• Goal:
Please repeat all of the listing exactly.

** begin **

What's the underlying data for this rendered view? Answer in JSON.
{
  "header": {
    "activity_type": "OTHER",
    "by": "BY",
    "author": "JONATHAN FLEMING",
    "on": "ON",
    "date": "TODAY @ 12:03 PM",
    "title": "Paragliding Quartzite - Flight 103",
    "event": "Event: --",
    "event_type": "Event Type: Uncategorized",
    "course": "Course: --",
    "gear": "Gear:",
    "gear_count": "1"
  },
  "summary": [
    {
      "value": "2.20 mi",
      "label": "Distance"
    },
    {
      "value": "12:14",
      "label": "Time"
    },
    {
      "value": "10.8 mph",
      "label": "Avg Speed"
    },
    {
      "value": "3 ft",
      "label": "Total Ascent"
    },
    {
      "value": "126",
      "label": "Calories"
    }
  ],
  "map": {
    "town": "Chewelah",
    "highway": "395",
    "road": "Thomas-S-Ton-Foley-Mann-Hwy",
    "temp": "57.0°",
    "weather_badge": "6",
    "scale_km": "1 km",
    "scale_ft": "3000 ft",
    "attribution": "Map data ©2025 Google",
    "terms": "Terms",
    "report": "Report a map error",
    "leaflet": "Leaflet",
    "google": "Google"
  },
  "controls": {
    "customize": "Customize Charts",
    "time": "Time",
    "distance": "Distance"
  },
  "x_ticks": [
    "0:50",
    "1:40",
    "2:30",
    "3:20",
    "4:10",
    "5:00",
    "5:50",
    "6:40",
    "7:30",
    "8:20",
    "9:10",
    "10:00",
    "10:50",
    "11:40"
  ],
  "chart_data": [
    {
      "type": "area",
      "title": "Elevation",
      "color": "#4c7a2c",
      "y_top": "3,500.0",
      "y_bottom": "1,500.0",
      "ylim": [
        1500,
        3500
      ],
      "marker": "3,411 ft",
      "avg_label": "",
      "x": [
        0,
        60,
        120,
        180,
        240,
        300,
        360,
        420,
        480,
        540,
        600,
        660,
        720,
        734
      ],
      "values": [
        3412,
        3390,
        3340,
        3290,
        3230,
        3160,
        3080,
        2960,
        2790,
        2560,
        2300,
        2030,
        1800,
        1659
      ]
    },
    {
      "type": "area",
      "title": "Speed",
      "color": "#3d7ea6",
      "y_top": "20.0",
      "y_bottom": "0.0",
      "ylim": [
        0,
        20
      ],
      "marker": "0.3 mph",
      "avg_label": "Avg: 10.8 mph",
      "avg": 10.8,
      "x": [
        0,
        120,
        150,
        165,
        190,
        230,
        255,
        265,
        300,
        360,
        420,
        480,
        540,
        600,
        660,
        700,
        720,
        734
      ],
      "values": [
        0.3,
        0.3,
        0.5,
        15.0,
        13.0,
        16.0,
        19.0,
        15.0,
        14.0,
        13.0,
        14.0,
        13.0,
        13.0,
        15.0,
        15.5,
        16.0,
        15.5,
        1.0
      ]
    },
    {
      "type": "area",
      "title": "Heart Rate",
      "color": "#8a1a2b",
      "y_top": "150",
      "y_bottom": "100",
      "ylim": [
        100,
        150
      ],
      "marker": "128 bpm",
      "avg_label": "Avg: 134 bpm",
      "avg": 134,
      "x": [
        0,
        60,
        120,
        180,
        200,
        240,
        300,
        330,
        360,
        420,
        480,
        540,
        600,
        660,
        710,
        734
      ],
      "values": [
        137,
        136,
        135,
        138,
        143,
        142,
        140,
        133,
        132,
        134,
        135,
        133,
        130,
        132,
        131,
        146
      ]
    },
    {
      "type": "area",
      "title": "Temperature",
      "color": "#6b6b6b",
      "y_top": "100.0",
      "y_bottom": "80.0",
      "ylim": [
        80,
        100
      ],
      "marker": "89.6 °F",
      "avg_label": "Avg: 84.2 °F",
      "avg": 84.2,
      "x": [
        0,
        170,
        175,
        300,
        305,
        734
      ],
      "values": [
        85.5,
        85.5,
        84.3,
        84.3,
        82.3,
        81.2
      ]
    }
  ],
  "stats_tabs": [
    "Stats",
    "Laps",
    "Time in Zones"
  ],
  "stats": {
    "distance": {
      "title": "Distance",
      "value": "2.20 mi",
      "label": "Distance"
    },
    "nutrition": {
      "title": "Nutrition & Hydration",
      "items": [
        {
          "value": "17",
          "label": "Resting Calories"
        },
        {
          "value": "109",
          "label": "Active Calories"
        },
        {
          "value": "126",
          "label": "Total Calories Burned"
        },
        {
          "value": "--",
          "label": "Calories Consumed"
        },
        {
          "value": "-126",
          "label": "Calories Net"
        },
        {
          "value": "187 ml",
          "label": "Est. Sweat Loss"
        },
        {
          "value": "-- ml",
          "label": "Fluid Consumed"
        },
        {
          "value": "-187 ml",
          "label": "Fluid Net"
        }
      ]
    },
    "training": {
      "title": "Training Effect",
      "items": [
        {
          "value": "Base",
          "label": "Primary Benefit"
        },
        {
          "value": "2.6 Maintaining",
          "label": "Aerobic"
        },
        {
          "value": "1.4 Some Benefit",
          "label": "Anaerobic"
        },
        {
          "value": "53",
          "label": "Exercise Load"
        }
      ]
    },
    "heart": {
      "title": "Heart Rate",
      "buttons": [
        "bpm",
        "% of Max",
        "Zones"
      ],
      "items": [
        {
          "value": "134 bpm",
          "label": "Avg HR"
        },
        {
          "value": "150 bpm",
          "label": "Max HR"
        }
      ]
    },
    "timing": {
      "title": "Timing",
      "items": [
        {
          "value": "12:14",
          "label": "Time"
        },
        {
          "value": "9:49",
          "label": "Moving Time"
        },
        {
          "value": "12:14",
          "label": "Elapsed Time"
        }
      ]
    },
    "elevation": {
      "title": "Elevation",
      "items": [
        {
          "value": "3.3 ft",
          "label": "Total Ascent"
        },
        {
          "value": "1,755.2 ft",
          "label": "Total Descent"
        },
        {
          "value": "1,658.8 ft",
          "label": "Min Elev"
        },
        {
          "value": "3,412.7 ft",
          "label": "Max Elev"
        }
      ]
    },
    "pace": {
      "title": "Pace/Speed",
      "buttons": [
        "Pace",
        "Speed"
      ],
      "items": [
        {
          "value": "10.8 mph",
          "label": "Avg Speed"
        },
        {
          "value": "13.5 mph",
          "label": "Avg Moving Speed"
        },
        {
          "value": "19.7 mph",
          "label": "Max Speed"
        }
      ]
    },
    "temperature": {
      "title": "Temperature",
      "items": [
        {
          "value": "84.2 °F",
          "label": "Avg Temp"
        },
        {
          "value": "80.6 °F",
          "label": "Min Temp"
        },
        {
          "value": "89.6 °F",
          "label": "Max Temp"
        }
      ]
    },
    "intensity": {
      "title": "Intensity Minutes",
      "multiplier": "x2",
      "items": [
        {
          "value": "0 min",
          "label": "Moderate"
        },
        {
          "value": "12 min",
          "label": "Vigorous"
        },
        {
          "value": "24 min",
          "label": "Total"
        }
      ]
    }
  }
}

** end **

• Problem solution:
What's the underlying data for this rendered view? Answer in JSON.
{
  "header": {
    "activity_type": "OTHER",
    "by": "BY",
    "author": "JONATHAN FLEMING",
    "on": "ON",
    "date": "TODAY @ 12:03 PM",
    "title": "Paragliding Quartzite - Flight 103",
    "event": "Event: --",
    "event_type": "Event Type: Uncategorized",
    "course": "Course: --",
    "gear": "Gear:",
    "gear_count": "1"
  },
  "summary": [
    {
      "value": "2.20 mi",
      "label": "Distance"
    },
    {
      "value": "12:14",
      "label": "Time"
    },
    {
      "value": "10.8 mph",
      "label": "Avg Speed"
    },
    {
      "value": "3 ft",
      "label": "Total Ascent"
    },
    {
      "value": "126",
      "label": "Calories"
    }
  ],
  "map": {
    "town": "Chewelah",
    "highway": "395",
    "road": "Thomas-S-Ton-Foley-Mann-Hwy",
    "temp": "57.0°",
    "weather_badge": "6",
    "scale_km": "1 km",
    "scale_ft": "3000 ft",
    "attribution": "Map data ©2025 Google",
    "terms": "Terms",
    "report": "Report a map error",
    "leaflet": "Leaflet",
    "google": "Google"
  },
  "controls": {
    "customize": "Customize Charts",
    "time": "Time",
    "distance": "Distance"
  },
  "x_ticks": [
    "0:50",
    "1:40",
    "2:30",
    "3:20",
    "4:10",
    "5:00",
    "5:50",
    "6:40",
    "7:30",
    "8:20",
    "9:10",
    "10:00",
    "10:50",
    "11:40"
  ],
  "chart_data": [
    {
      "type": "area",
      "title": "Elevation",
      "color": "#4c7a2c",
      "y_top": "3,500.0",
      "y_bottom": "1,500.0",
      "ylim": [
        1500,
        3500
      ],
      "marker": "3,411 ft",
      "avg_label": "",
      "x": [
        0,
        60,
        120,
        180,
        240,
        300,
        360,
        420,
        480,
        540,
        600,
        660,
        720,
        734
      ],
      "values": [
        3412,
        3390,
        3340,
        3290,
        3230,
        3160,
        3080,
        2960,
        2790,
        2560,
        2300,
        2030,
        1800,
        1659
      ]
    },
    {
      "type": "area",
      "title": "Speed",
      "color": "#3d7ea6",
      "y_top": "20.0",
      "y_bottom": "0.0",
      "ylim": [
        0,
        20
      ],
      "marker": "0.3 mph",
      "avg_label": "Avg: 10.8 mph",
      "avg": 10.8,
      "x": [
        0,
        120,
        150,
        165,
        190,
        230,
        255,
        265,
        300,
        360,
        420,
        480,
        540,
        600,
        660,
        700,
        720,
        734
      ],
      "values": [
        0.3,
        0.3,
        0.5,
        15.0,
        13.0,
        16.0,
        19.0,
        15.0,
        14.0,
        13.0,
        14.0,
        13.0,
        13.0,
        15.0,
        15.5,
        16.0,
        15.5,
        1.0
      ]
    },
    {
      "type": "area",
      "title": "Heart Rate",
      "color": "#8a1a2b",
      "y_top": "150",
      "y_bottom": "100",
      "ylim": [
        100,
        150
      ],
      "marker": "128 bpm",
      "avg_label": "Avg: 134 bpm",
      "avg": 134,
      "x": [
        0,
        60,
        120,
        180,
        200,
        240,
        300,
        330,
        360,
        420,
        480,
        540,
        600,
        660,
        710,
        734
      ],
      "values": [
        137,
        136,
        135,
        138,
        143,
        142,
        140,
        133,
        132,
        134,
        135,
        133,
        130,
        132,
        131,
        146
      ]
    },
    {
      "type": "area",
      "title": "Temperature",
      "color": "#6b6b6b",
      "y_top": "100.0",
      "y_bottom": "80.0",
      "ylim": [
        80,
        100
      ],
      "marker": "89.6 °F",
      "avg_label": "Avg: 84.2 °F",
      "avg": 84.2,
      "x": [
        0,
        170,
        175,
        300,
        305,
        734
      ],
      "values": [
        85.5,
        85.5,
        84.3,
        84.3,
        82.3,
        81.2
      ]
    }
  ],
  "stats_tabs": [
    "Stats",
    "Laps",
    "Time in Zones"
  ],
  "stats": {
    "distance": {
      "title": "Distance",
      "value": "2.20 mi",
      "label": "Distance"
    },
    "nutrition": {
      "title": "Nutrition & Hydration",
      "items": [
        {
          "value": "17",
          "label": "Resting Calories"
        },
        {
          "value": "109",
          "label": "Active Calories"
        },
        {
          "value": "126",
          "label": "Total Calories Burned"
        },
        {
          "value": "--",
          "label": "Calories Consumed"
        },
        {
          "value": "-126",
          "label": "Calories Net"
        },
        {
          "value": "187 ml",
          "label": "Est. Sweat Loss"
        },
        {
          "value": "-- ml",
          "label": "Fluid Consumed"
        },
        {
          "value": "-187 ml",
          "label": "Fluid Net"
        }
      ]
    },
    "training": {
      "title": "Training Effect",
      "items": [
        {
          "value": "Base",
          "label": "Primary Benefit"
        },
        {
          "value": "2.6 Maintaining",
          "label": "Aerobic"
        },
        {
          "value": "1.4 Some Benefit",
          "label": "Anaerobic"
        },
        {
          "value": "53",
          "label": "Exercise Load"
        }
      ]
    },
    "heart": {
      "title": "Heart Rate",
      "buttons": [
        "bpm",
        "% of Max",
        "Zones"
      ],
      "items": [
        {
          "value": "134 bpm",
          "label": "Avg HR"
        },
        {
          "value": "150 bpm",
          "label": "Max HR"
        }
      ]
    },
    "timing": {
      "title": "Timing",
      "items": [
        {
          "value": "12:14",
          "label": "Time"
        },
        {
          "value": "9:49",
          "label": "Moving Time"
        },
        {
          "value": "12:14",
          "label": "Elapsed Time"
        }
      ]
    },
    "elevation": {
      "title": "Elevation",
      "items": [
        {
          "value": "3.3 ft",
          "label": "Total Ascent"
        },
        {
          "value": "1,755.2 ft",
          "label": "Total Descent"
        },
        {
          "value": "1,658.8 ft",
          "label": "Min Elev"
        },
        {
          "value": "3,412.7 ft",
          "label": "Max Elev"
        }
      ]
    },
    "pace": {
      "title": "Pace/Speed",
      "buttons": [
        "Pace",
        "Speed"
      ],
      "items": [
        {
          "value": "10.8 mph",
          "label": "Avg Speed"
        },
        {
          "value": "13.5 mph",
          "label": "Avg Moving Speed"
        },
        {
          "value": "19.7 mph",
          "label": "Max Speed"
        }
      ]
    },
    "temperature": {
      "title": "Temperature",
      "items": [
        {
          "value": "84.2 °F",
          "label": "Avg Temp"
        },
        {
          "value": "80.6 °F",
          "label": "Min Temp"
        },
        {
          "value": "89.6 °F",
          "label": "Max Temp"
        }
      ]
    },
    "intensity": {
      "title": "Intensity Minutes",
      "multiplier": "x2",
      "items": [
        {
          "value": "0 min",
          "label": "Moderate"
        },
        {
          "value": "12 min",
          "label": "Vigorous"
        },
        {
          "value": "24 min",
          "label": "Total"
        }
      ]
    }
  }
}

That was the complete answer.